===== Provided entries

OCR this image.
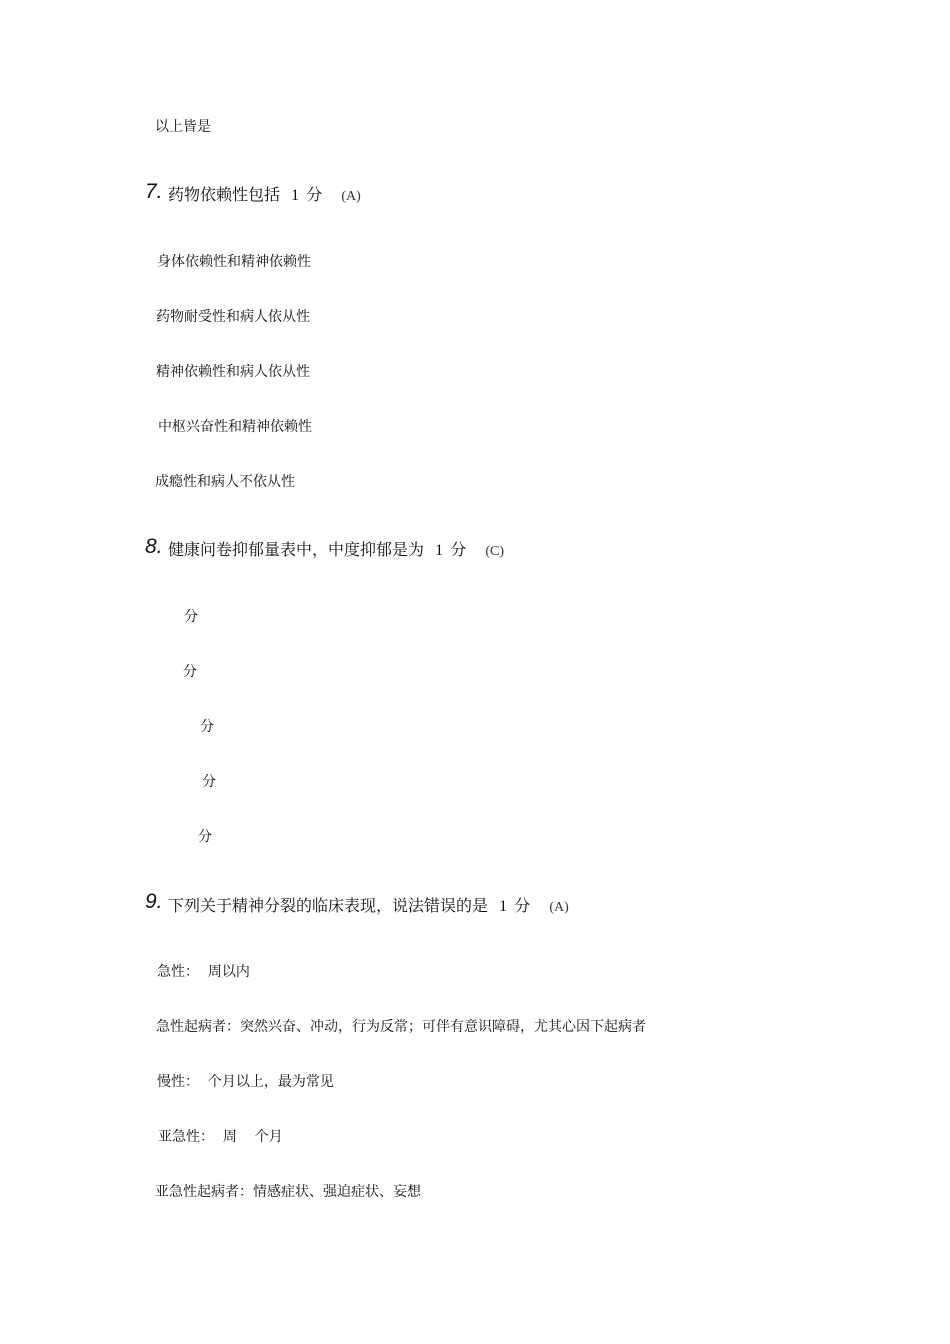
以上皆是
7. 药物依赖性包括 1 分 (A)
身体依赖性和精神依赖性
药物耐受性和病人依从性
精神依赖性和病人依从性
中枢兴奋性和精神依赖性
成瘾性和病人不依从性
8. 健康问卷抑郁量表中，中度抑郁是为 1 分 (C)
分
分
分
分
分
9. 下列关于精神分裂的临床表现，说法错误的是 1 分 (A)
急性：  周以内
急性起病者：突然兴奋、冲动，行为反常；可伴有意识障碍，尤其心因下起病者
慢性：  个月以上，最为常见
亚急性：  周    个月
亚急性起病者：情感症状、强迫症状、妄想
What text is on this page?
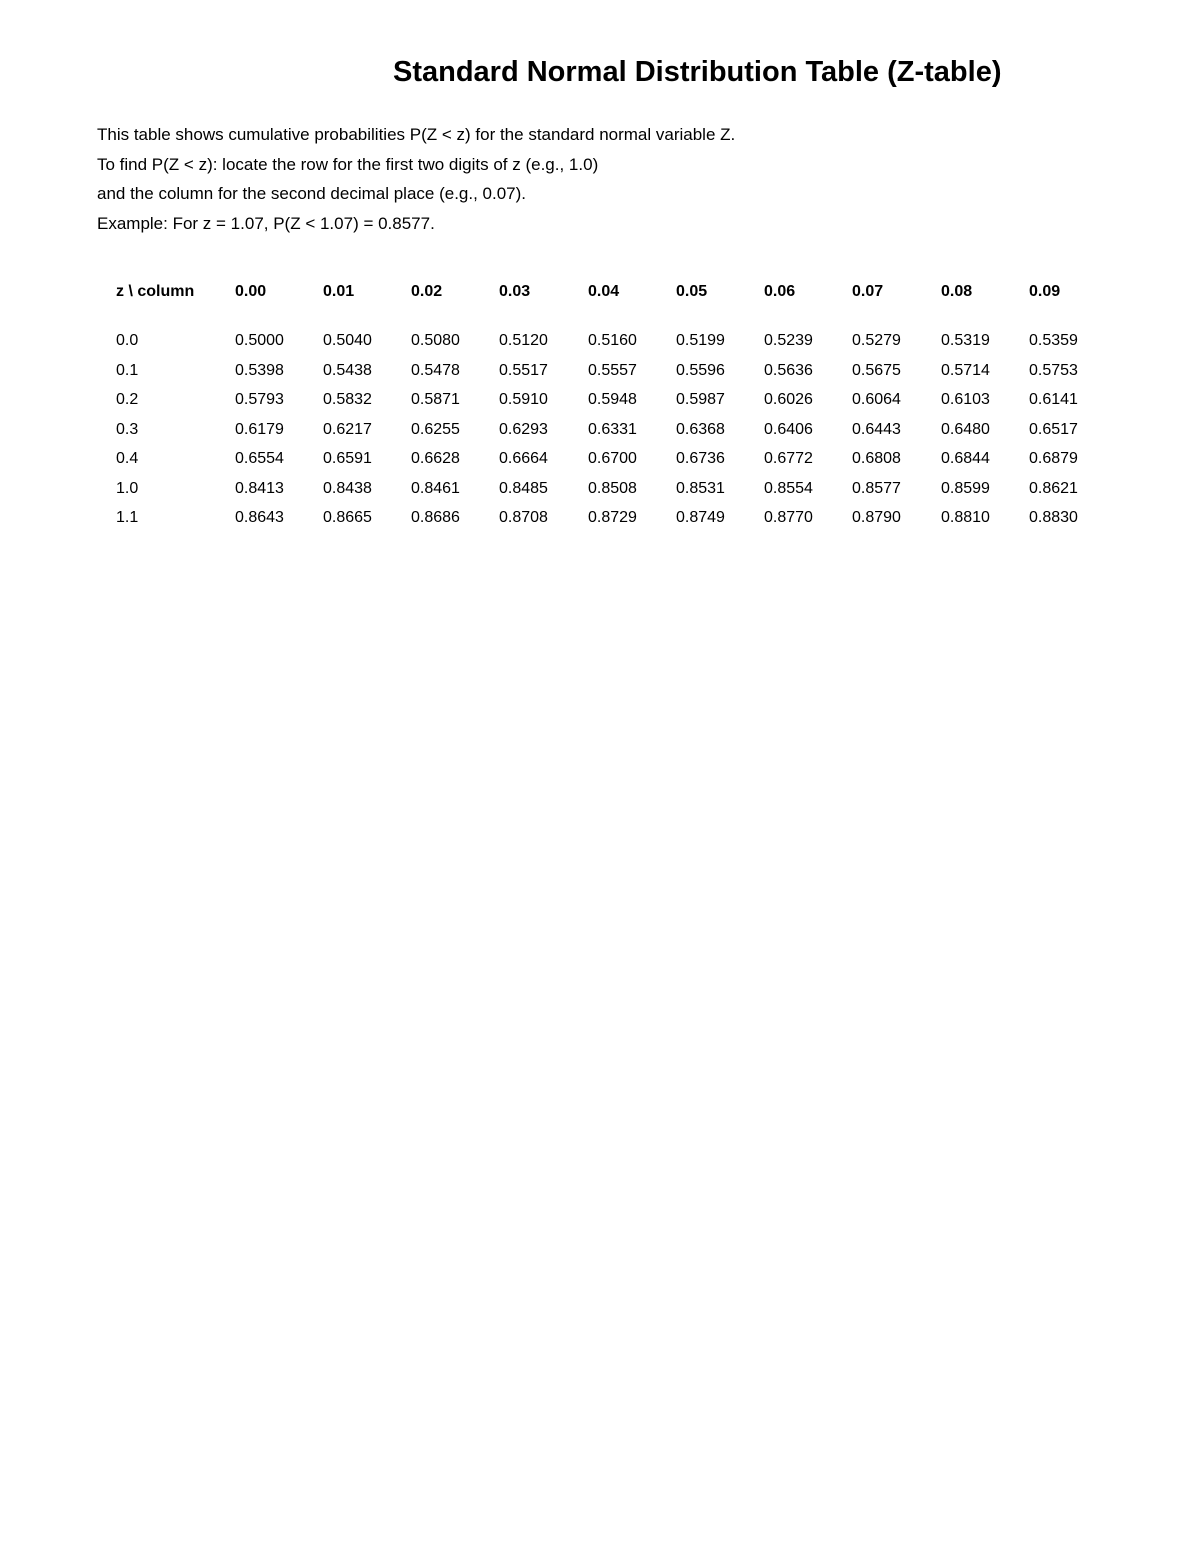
Standard Normal Distribution Table (Z-table)

This table shows cumulative probabilities P(Z < z) for the standard normal variable Z.

To find P(Z < z): locate the row for the first two digits of z (e.g., 1.0)

and the column for the second decimal place (e.g., 0.07).

Example: For z = 1.07, P(Z < 1.07) = 0.8577.

z \ column	0.00	0.01	0.02	0.03	0.04	0.05	0.06	0.07	0.08	0.09
0.0	0.5000 0.5040 0.5080 0.5120	0.5160 0.5199 0.5239 0.5279	0.5319 0.5359
0.1	0.5398 0.5438 0.5478 0.5517	0.5557 0.5596 0.5636 0.5675	0.5714 0.5753
0.2	0.5793 0.5832 0.5871 0.5910	0.5948 0.5987 0.6026 0.6064	0.6103 0.6141
0.3	0.6179 0.6217 0.6255 0.6293	0.6331 0.6368 0.6406 0.6443	0.6480 0.6517
0.4	0.6554 0.6591 0.6628 0.6664	0.6700 0.6736 0.6772 0.6808	0.6844 0.6879
1.0	0.8413 0.8438 0.8461 0.8485	0.8508 0.8531 0.8554 0.8577	0.8599 0.8621
1.1	0.8643 0.8665 0.8686 0.8708	0.8729 0.8749 0.8770 0.8790	0.8810 0.8830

==========

**What the exercise asks:** Restate each entry word for word, please, but drop any images it holds.

**Written response:**
OCR this image.
以上皆是
7. 药物依赖性包括 1 分 (A)
身体依赖性和精神依赖性
药物耐受性和病人依从性
精神依赖性和病人依从性
中枢兴奋性和精神依赖性
成瘾性和病人不依从性
8. 健康问卷抑郁量表中，中度抑郁是为 1 分 (C)
分
分
分
分
分
9. 下列关于精神分裂的临床表现，说法错误的是 1 分 (A)
急性：  周以内
急性起病者：突然兴奋、冲动，行为反常；可伴有意识障碍，尤其心因下起病者
慢性：  个月以上，最为常见
亚急性：  周    个月
亚急性起病者：情感症状、强迫症状、妄想
What text is on this page?
Standard Normal Distribution Table (Z-table)

This table shows cumulative probabilities P(Z < z) for the standard normal variable Z.

To find P(Z < z): locate the row for the first two digits of z (e.g., 1.0)

and the column for the second decimal place (e.g., 0.07).

Example: For z = 1.07, P(Z < 1.07) = 0.8577.

z \ column	0.00	0.01	0.02	0.03	0.04	0.05	0.06	0.07	0.08	0.09
0.0	0.5000 0.5040 0.5080 0.5120	0.5160 0.5199 0.5239 0.5279	0.5319 0.5359
0.1	0.5398 0.5438 0.5478 0.5517	0.5557 0.5596 0.5636 0.5675	0.5714 0.5753
0.2	0.5793 0.5832 0.5871 0.5910	0.5948 0.5987 0.6026 0.6064	0.6103 0.6141
0.3	0.6179 0.6217 0.6255 0.6293	0.6331 0.6368 0.6406 0.6443	0.6480 0.6517
0.4	0.6554 0.6591 0.6628 0.6664	0.6700 0.6736 0.6772 0.6808	0.6844 0.6879
1.0	0.8413 0.8438 0.8461 0.8485	0.8508 0.8531 0.8554 0.8577	0.8599 0.8621
1.1	0.8643 0.8665 0.8686 0.8708	0.8729 0.8749 0.8770 0.8790	0.8810 0.8830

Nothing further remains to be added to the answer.